SET EXERCISE: Where a line contains the string "市政府依法行政", copy that line.

ENTRIES SUPPLIED:
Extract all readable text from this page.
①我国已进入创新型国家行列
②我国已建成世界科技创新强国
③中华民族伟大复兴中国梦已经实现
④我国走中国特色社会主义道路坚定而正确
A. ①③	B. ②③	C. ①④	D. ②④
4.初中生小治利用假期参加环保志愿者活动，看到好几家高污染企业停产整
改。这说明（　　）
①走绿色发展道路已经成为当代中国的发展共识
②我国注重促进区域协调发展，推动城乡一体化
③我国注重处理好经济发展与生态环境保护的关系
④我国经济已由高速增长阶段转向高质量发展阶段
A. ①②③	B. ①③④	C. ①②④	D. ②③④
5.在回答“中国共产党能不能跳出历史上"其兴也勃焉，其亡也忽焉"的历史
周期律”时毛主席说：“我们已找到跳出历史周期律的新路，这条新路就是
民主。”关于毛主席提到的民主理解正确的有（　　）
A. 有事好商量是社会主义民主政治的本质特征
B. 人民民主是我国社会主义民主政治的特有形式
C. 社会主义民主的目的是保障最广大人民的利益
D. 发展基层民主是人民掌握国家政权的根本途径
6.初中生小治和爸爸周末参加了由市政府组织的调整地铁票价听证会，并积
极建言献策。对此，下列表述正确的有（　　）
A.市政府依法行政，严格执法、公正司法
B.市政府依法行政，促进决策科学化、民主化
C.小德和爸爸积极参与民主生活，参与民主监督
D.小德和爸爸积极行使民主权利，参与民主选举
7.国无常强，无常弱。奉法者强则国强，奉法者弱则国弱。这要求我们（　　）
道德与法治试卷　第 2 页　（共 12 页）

FINAL RESULT:
A.市政府依法行政，严格执法、公正司法
B.市政府依法行政，促进决策科学化、民主化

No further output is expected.